-- start Data to process --

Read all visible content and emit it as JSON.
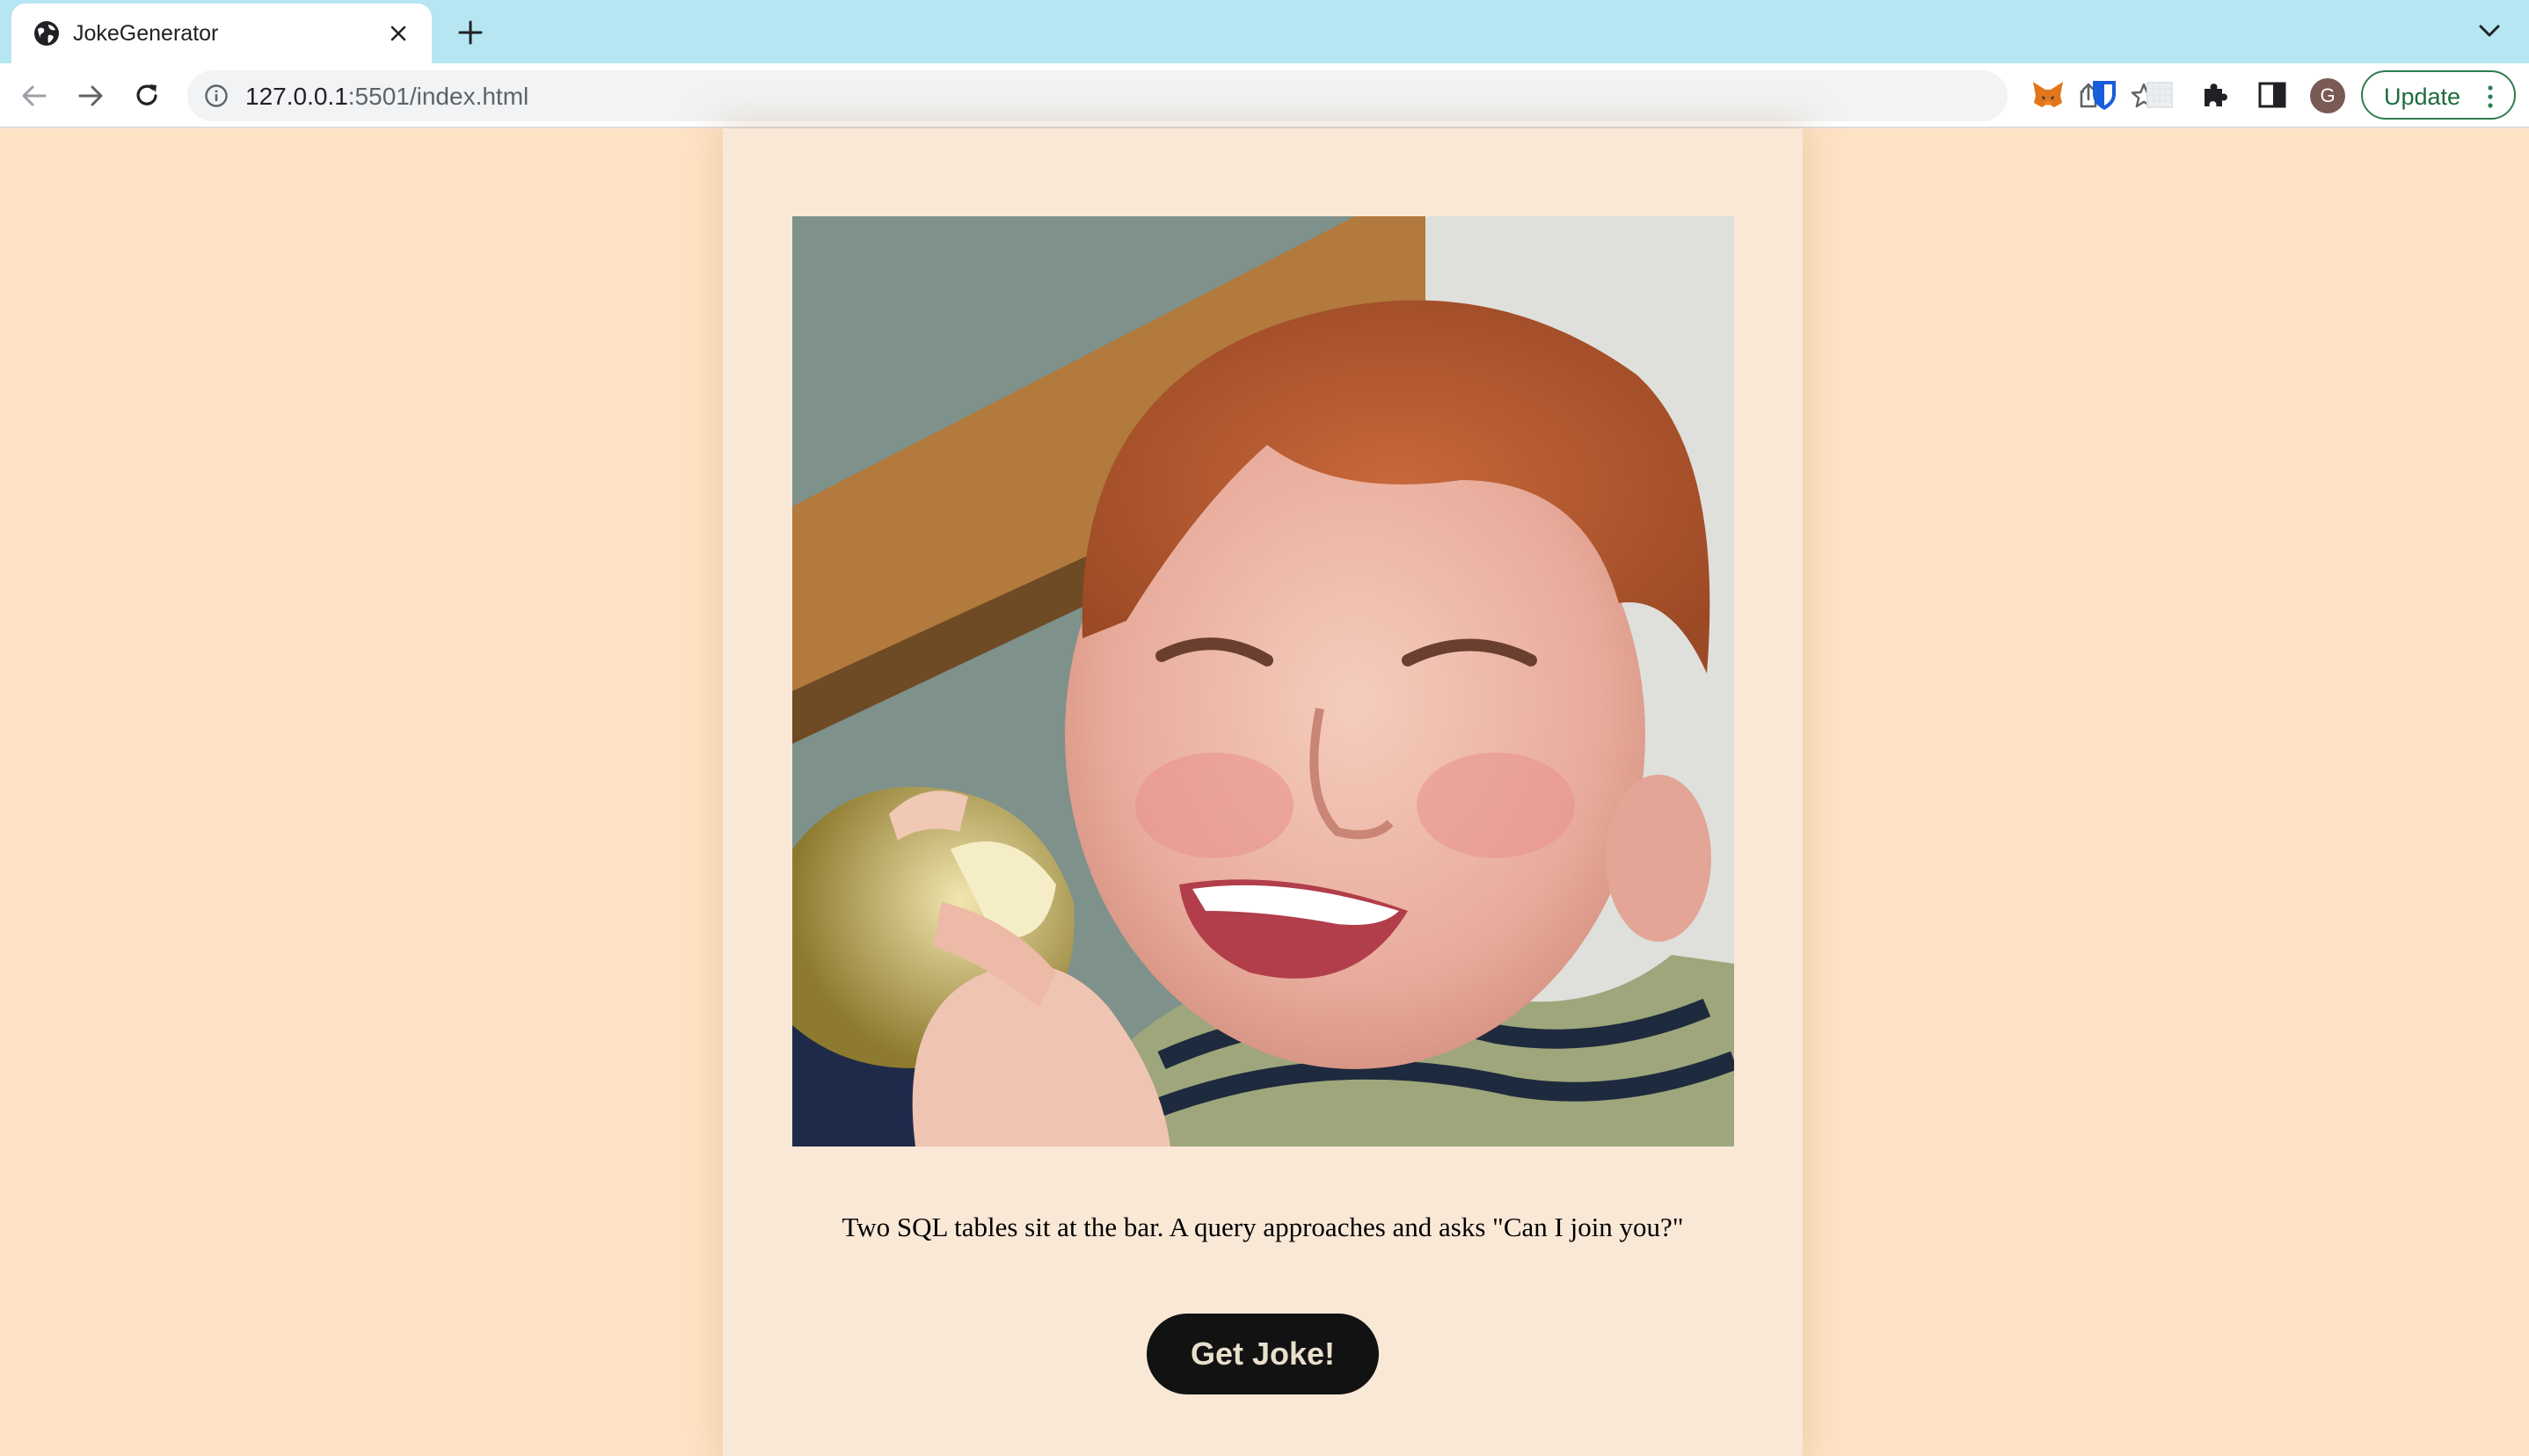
{
  "browser": {
    "tab": {
      "title": "JokeGenerator",
      "favicon": "globe-icon"
    },
    "address_bar": {
      "host": "127.0.0.1",
      "path": ":5501/index.html"
    },
    "toolbar": {
      "avatar_initial": "G",
      "update_label": "Update",
      "extensions": [
        "metamask-icon",
        "bitwarden-icon",
        "blank-extension-icon",
        "puzzle-icon",
        "side-panel-icon"
      ]
    },
    "colors": {
      "tabbar": "#b5e6f2",
      "update_border": "#2e7d4f"
    }
  },
  "page": {
    "background": "#ffe3c5",
    "card_background": "#fae8d7",
    "image_subject": "laughing-child-eating-apple",
    "joke": "Two SQL tables sit at the bar. A query approaches and asks \"Can I join you?\"",
    "button_label": "Get Joke!"
  }
}
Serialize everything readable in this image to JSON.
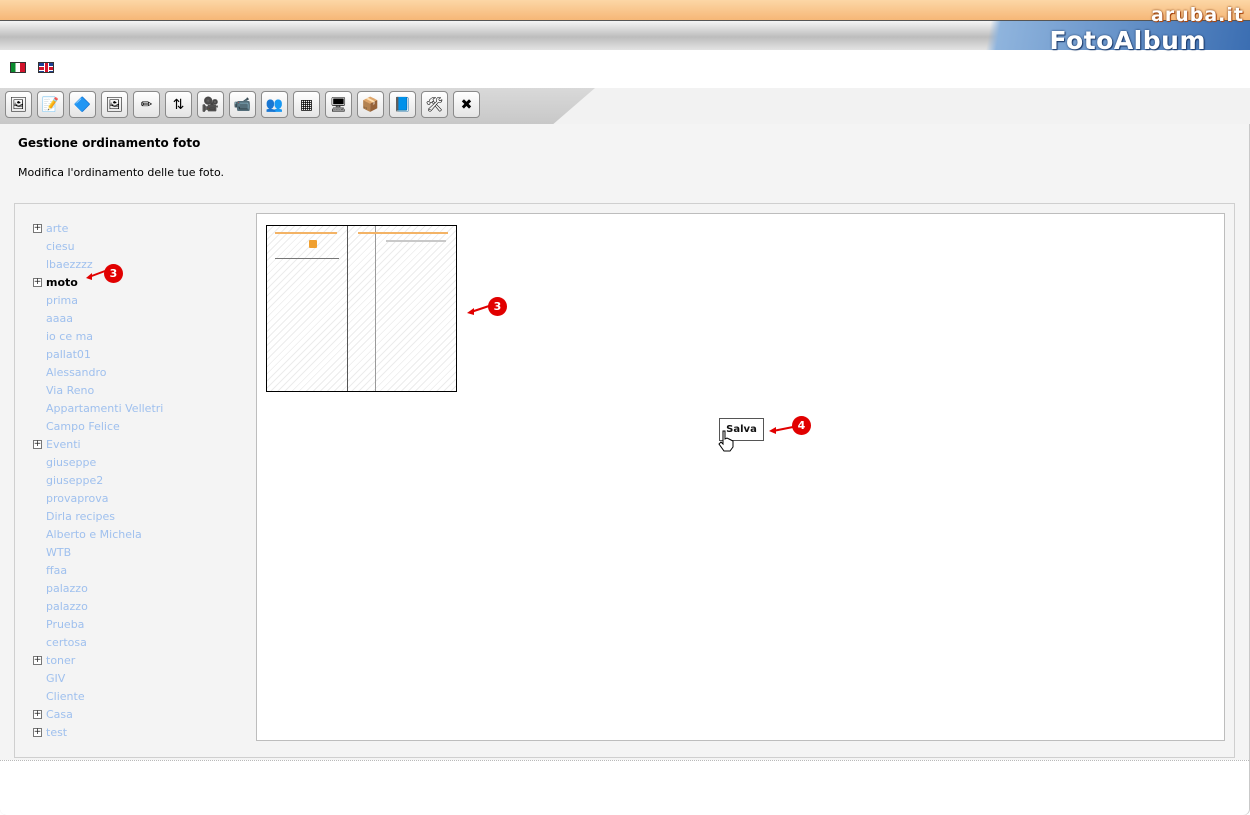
{
  "header": {
    "brand_top": "aruba.it",
    "brand_main": "FotoAlbum"
  },
  "languages": [
    "it-flag-icon",
    "uk-flag-icon"
  ],
  "toolbar": {
    "buttons": [
      {
        "name": "album-icon",
        "glyph": "🖼"
      },
      {
        "name": "edit-album-icon",
        "glyph": "📝"
      },
      {
        "name": "tag-icon",
        "glyph": "🔷"
      },
      {
        "name": "add-photo-icon",
        "glyph": "🖼"
      },
      {
        "name": "edit-photo-icon",
        "glyph": "✏"
      },
      {
        "name": "sort-icon",
        "glyph": "⇅"
      },
      {
        "name": "add-video-icon",
        "glyph": "🎥"
      },
      {
        "name": "edit-video-icon",
        "glyph": "📹"
      },
      {
        "name": "share-icon",
        "glyph": "👥"
      },
      {
        "name": "grid-edit-icon",
        "glyph": "▦"
      },
      {
        "name": "monitor-icon",
        "glyph": "🖥"
      },
      {
        "name": "package-icon",
        "glyph": "📦"
      },
      {
        "name": "help-book-icon",
        "glyph": "📘"
      },
      {
        "name": "tools-icon",
        "glyph": "🛠"
      },
      {
        "name": "delete-icon",
        "glyph": "✖"
      }
    ]
  },
  "page": {
    "title": "Gestione ordinamento foto",
    "description": "Modifica l'ordinamento delle tue foto."
  },
  "tree": [
    {
      "label": "arte",
      "level": 0,
      "expandable": true
    },
    {
      "label": "ciesu",
      "level": 1
    },
    {
      "label": "lbaezzzz",
      "level": 1
    },
    {
      "label": "moto",
      "level": 0,
      "expandable": true,
      "active": true
    },
    {
      "label": "prima",
      "level": 1
    },
    {
      "label": "aaaa",
      "level": 1
    },
    {
      "label": "io ce ma",
      "level": 1
    },
    {
      "label": "pallat01",
      "level": 1
    },
    {
      "label": "Alessandro",
      "level": 1
    },
    {
      "label": "Via Reno",
      "level": 1
    },
    {
      "label": "Appartamenti Velletri",
      "level": 1
    },
    {
      "label": "Campo Felice",
      "level": 1
    },
    {
      "label": "Eventi",
      "level": 0,
      "expandable": true
    },
    {
      "label": "giuseppe",
      "level": 1
    },
    {
      "label": "giuseppe2",
      "level": 1
    },
    {
      "label": "provaprova",
      "level": 1
    },
    {
      "label": "Dirla recipes",
      "level": 1
    },
    {
      "label": "Alberto e Michela",
      "level": 1
    },
    {
      "label": "WTB",
      "level": 1
    },
    {
      "label": "ffaa",
      "level": 1
    },
    {
      "label": "palazzo",
      "level": 1
    },
    {
      "label": "palazzo",
      "level": 1
    },
    {
      "label": "Prueba",
      "level": 1
    },
    {
      "label": "certosa",
      "level": 1
    },
    {
      "label": "toner",
      "level": 0,
      "expandable": true
    },
    {
      "label": "GIV",
      "level": 1
    },
    {
      "label": "Cliente",
      "level": 1
    },
    {
      "label": "Casa",
      "level": 0,
      "expandable": true
    },
    {
      "label": "test",
      "level": 0,
      "expandable": true
    }
  ],
  "sort_panel": {
    "save_label": "Salva"
  },
  "annotations": {
    "tree_marker": "3",
    "thumb_marker": "3",
    "save_marker": "4"
  }
}
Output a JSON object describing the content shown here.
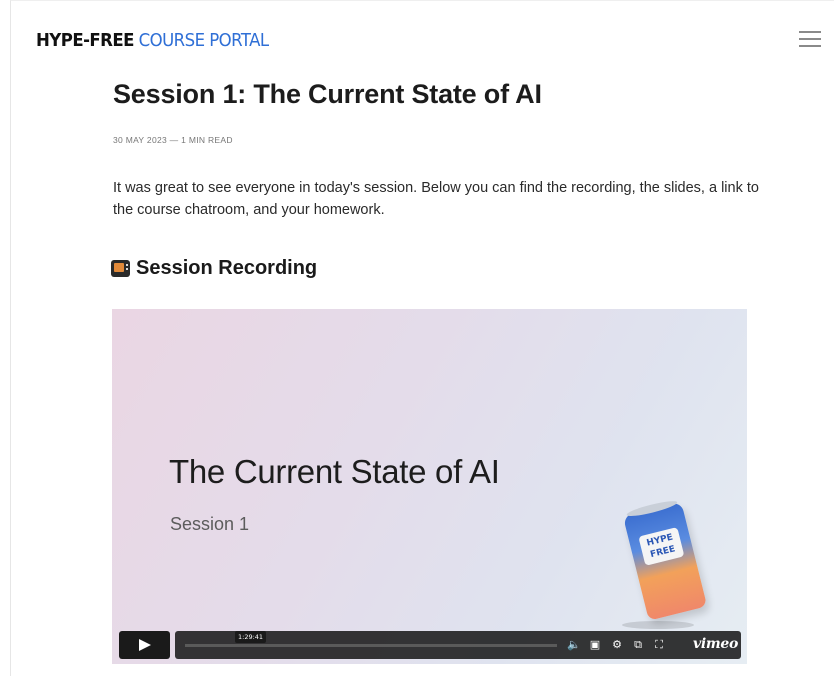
{
  "header": {
    "brand_bold": "HYPE-FREE",
    "brand_light": "COURSE PORTAL",
    "menu_icon": "hamburger-menu-icon"
  },
  "article": {
    "title": "Session 1: The Current State of AI",
    "meta": "30 MAY 2023 — 1 MIN READ",
    "intro": "It was great to see everyone in today's session. Below you can find the recording, the slides, a link to the course chatroom, and your homework.",
    "section_heading": "Session Recording",
    "section_icon": "television-icon"
  },
  "video": {
    "slide_title": "The Current State of AI",
    "slide_subtitle": "Session 1",
    "can_label": "HYPE FREE",
    "duration": "1:29:41",
    "brand": "vimeo",
    "icons": [
      "play-icon",
      "volume-icon",
      "captions-icon",
      "settings-icon",
      "pip-icon",
      "fullscreen-icon"
    ]
  }
}
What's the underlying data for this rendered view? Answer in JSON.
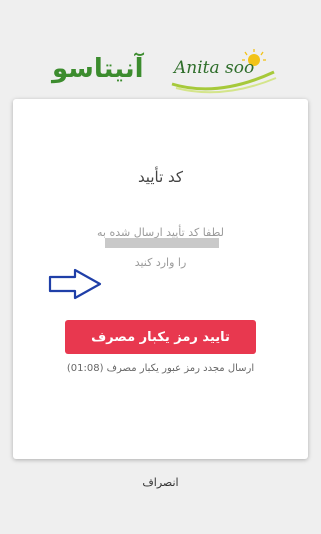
{
  "brand": {
    "name_fa": "آنیتاسو",
    "name_en": "Anita soo"
  },
  "verify": {
    "title": "کد تأیید",
    "message_line1": "لطفا کد تأیید ارسال شده به",
    "message_line2": "را وارد کنید",
    "submit_label": "تایید رمز یکبار مصرف",
    "resend_text": "ارسال مجدد رمز عبور یکبار مصرف (01:08)"
  },
  "footer": {
    "cancel_label": "انصراف"
  },
  "colors": {
    "accent": "#e8384f",
    "brand_green": "#3c8c2e",
    "arrow_blue": "#1f3fa8"
  }
}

-- end Data to process --

§ Written request: Reproduce the data word for word, excluding its pictures.

§ Solution:
Read all visible content and emit it as JSON.
{
  "browser": {
    "tab": {
      "title": "JokeGenerator",
      "favicon": "globe-icon"
    },
    "address_bar": {
      "host": "127.0.0.1",
      "path": ":5501/index.html"
    },
    "toolbar": {
      "avatar_initial": "G",
      "update_label": "Update",
      "extensions": [
        "metamask-icon",
        "bitwarden-icon",
        "blank-extension-icon",
        "puzzle-icon",
        "side-panel-icon"
      ]
    },
    "colors": {
      "tabbar": "#b5e6f2",
      "update_border": "#2e7d4f"
    }
  },
  "page": {
    "background": "#ffe3c5",
    "card_background": "#fae8d7",
    "image_subject": "laughing-child-eating-apple",
    "joke": "Two SQL tables sit at the bar. A query approaches and asks \"Can I join you?\"",
    "button_label": "Get Joke!"
  }
}
Serialize everything readable in this image to JSON.
{
  "header": {
    "brand_top": "aruba.it",
    "brand_main": "FotoAlbum"
  },
  "languages": [
    "it-flag-icon",
    "uk-flag-icon"
  ],
  "toolbar": {
    "buttons": [
      {
        "name": "album-icon",
        "glyph": "🖼"
      },
      {
        "name": "edit-album-icon",
        "glyph": "📝"
      },
      {
        "name": "tag-icon",
        "glyph": "🔷"
      },
      {
        "name": "add-photo-icon",
        "glyph": "🖼"
      },
      {
        "name": "edit-photo-icon",
        "glyph": "✏"
      },
      {
        "name": "sort-icon",
        "glyph": "⇅"
      },
      {
        "name": "add-video-icon",
        "glyph": "🎥"
      },
      {
        "name": "edit-video-icon",
        "glyph": "📹"
      },
      {
        "name": "share-icon",
        "glyph": "👥"
      },
      {
        "name": "grid-edit-icon",
        "glyph": "▦"
      },
      {
        "name": "monitor-icon",
        "glyph": "🖥"
      },
      {
        "name": "package-icon",
        "glyph": "📦"
      },
      {
        "name": "help-book-icon",
        "glyph": "📘"
      },
      {
        "name": "tools-icon",
        "glyph": "🛠"
      },
      {
        "name": "delete-icon",
        "glyph": "✖"
      }
    ]
  },
  "page": {
    "title": "Gestione ordinamento foto",
    "description": "Modifica l'ordinamento delle tue foto."
  },
  "tree": [
    {
      "label": "arte",
      "level": 0,
      "expandable": true
    },
    {
      "label": "ciesu",
      "level": 1
    },
    {
      "label": "lbaezzzz",
      "level": 1
    },
    {
      "label": "moto",
      "level": 0,
      "expandable": true,
      "active": true
    },
    {
      "label": "prima",
      "level": 1
    },
    {
      "label": "aaaa",
      "level": 1
    },
    {
      "label": "io ce ma",
      "level": 1
    },
    {
      "label": "pallat01",
      "level": 1
    },
    {
      "label": "Alessandro",
      "level": 1
    },
    {
      "label": "Via Reno",
      "level": 1
    },
    {
      "label": "Appartamenti Velletri",
      "level": 1
    },
    {
      "label": "Campo Felice",
      "level": 1
    },
    {
      "label": "Eventi",
      "level": 0,
      "expandable": true
    },
    {
      "label": "giuseppe",
      "level": 1
    },
    {
      "label": "giuseppe2",
      "level": 1
    },
    {
      "label": "provaprova",
      "level": 1
    },
    {
      "label": "Dirla recipes",
      "level": 1
    },
    {
      "label": "Alberto e Michela",
      "level": 1
    },
    {
      "label": "WTB",
      "level": 1
    },
    {
      "label": "ffaa",
      "level": 1
    },
    {
      "label": "palazzo",
      "level": 1
    },
    {
      "label": "palazzo",
      "level": 1
    },
    {
      "label": "Prueba",
      "level": 1
    },
    {
      "label": "certosa",
      "level": 1
    },
    {
      "label": "toner",
      "level": 0,
      "expandable": true
    },
    {
      "label": "GIV",
      "level": 1
    },
    {
      "label": "Cliente",
      "level": 1
    },
    {
      "label": "Casa",
      "level": 0,
      "expandable": true
    },
    {
      "label": "test",
      "level": 0,
      "expandable": true
    }
  ],
  "sort_panel": {
    "save_label": "Salva"
  },
  "annotations": {
    "tree_marker": "3",
    "thumb_marker": "3",
    "save_marker": "4"
  }
}
Output a JSON object describing the content shown here.
{
  "header": {
    "brand_bold": "HYPE-FREE",
    "brand_light": "COURSE PORTAL",
    "menu_icon": "hamburger-menu-icon"
  },
  "article": {
    "title": "Session 1: The Current State of AI",
    "meta": "30 MAY 2023 — 1 MIN READ",
    "intro": "It was great to see everyone in today's session. Below you can find the recording, the slides, a link to the course chatroom, and your homework.",
    "section_heading": "Session Recording",
    "section_icon": "television-icon"
  },
  "video": {
    "slide_title": "The Current State of AI",
    "slide_subtitle": "Session 1",
    "can_label": "HYPE FREE",
    "duration": "1:29:41",
    "brand": "vimeo",
    "icons": [
      "play-icon",
      "volume-icon",
      "captions-icon",
      "settings-icon",
      "pip-icon",
      "fullscreen-icon"
    ]
  }
}
What's the underlying data for this rendered view? Answer in JSON.
{
  "brand": {
    "name_fa": "آنیتاسو",
    "name_en": "Anita soo"
  },
  "verify": {
    "title": "کد تأیید",
    "message_line1": "لطفا کد تأیید ارسال شده به",
    "message_line2": "را وارد کنید",
    "submit_label": "تایید رمز یکبار مصرف",
    "resend_text": "ارسال مجدد رمز عبور یکبار مصرف (01:08)"
  },
  "footer": {
    "cancel_label": "انصراف"
  },
  "colors": {
    "accent": "#e8384f",
    "brand_green": "#3c8c2e",
    "arrow_blue": "#1f3fa8"
  }
}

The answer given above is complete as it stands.